§ **EXERCISE PROMPT**: Everything in the listing except the pictures should be written out exactly.

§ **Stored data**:
★ ★ ★ ★ ★
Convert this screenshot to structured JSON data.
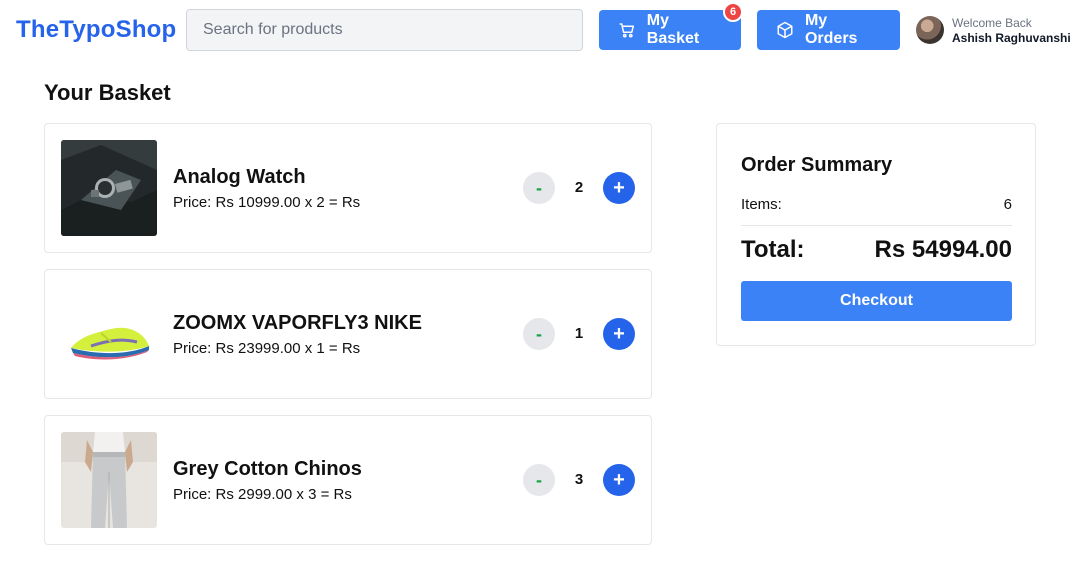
{
  "header": {
    "brand": "TheTypoShop",
    "search_placeholder": "Search for products",
    "basket_label": "My Basket",
    "basket_count": "6",
    "orders_label": "My Orders",
    "welcome": "Welcome Back",
    "user_name": "Ashish Raghuvanshi"
  },
  "page_title": "Your Basket",
  "cart": {
    "items": [
      {
        "name": "Analog Watch",
        "price_text": "Price: Rs 10999.00 x 2 = Rs",
        "quantity": "2",
        "minus": "-",
        "plus": "+"
      },
      {
        "name": "ZOOMX VAPORFLY3 NIKE",
        "price_text": "Price: Rs 23999.00 x 1 = Rs",
        "quantity": "1",
        "minus": "-",
        "plus": "+"
      },
      {
        "name": "Grey Cotton Chinos",
        "price_text": "Price: Rs 2999.00 x 3 = Rs",
        "quantity": "3",
        "minus": "-",
        "plus": "+"
      }
    ]
  },
  "summary": {
    "title": "Order Summary",
    "items_label": "Items:",
    "items_value": "6",
    "total_label": "Total:",
    "total_value": "Rs 54994.00",
    "checkout_label": "Checkout"
  },
  "colors": {
    "brand": "#2563eb",
    "primary_button": "#3b82f6",
    "badge": "#ef4444",
    "minus_text": "#16a34a"
  },
  "icons": {
    "basket": "cart-icon",
    "orders": "box-icon"
  }
}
★ ★ ★ ★ ★
§ **THE SOLUTION**:
Convert this screenshot to structured JSON data.
{
  "header": {
    "brand": "TheTypoShop",
    "search_placeholder": "Search for products",
    "basket_label": "My Basket",
    "basket_count": "6",
    "orders_label": "My Orders",
    "welcome": "Welcome Back",
    "user_name": "Ashish Raghuvanshi"
  },
  "page_title": "Your Basket",
  "cart": {
    "items": [
      {
        "name": "Analog Watch",
        "price_text": "Price: Rs 10999.00 x 2 = Rs",
        "quantity": "2",
        "minus": "-",
        "plus": "+"
      },
      {
        "name": "ZOOMX VAPORFLY3 NIKE",
        "price_text": "Price: Rs 23999.00 x 1 = Rs",
        "quantity": "1",
        "minus": "-",
        "plus": "+"
      },
      {
        "name": "Grey Cotton Chinos",
        "price_text": "Price: Rs 2999.00 x 3 = Rs",
        "quantity": "3",
        "minus": "-",
        "plus": "+"
      }
    ]
  },
  "summary": {
    "title": "Order Summary",
    "items_label": "Items:",
    "items_value": "6",
    "total_label": "Total:",
    "total_value": "Rs 54994.00",
    "checkout_label": "Checkout"
  },
  "colors": {
    "brand": "#2563eb",
    "primary_button": "#3b82f6",
    "badge": "#ef4444",
    "minus_text": "#16a34a"
  },
  "icons": {
    "basket": "cart-icon",
    "orders": "box-icon"
  }
}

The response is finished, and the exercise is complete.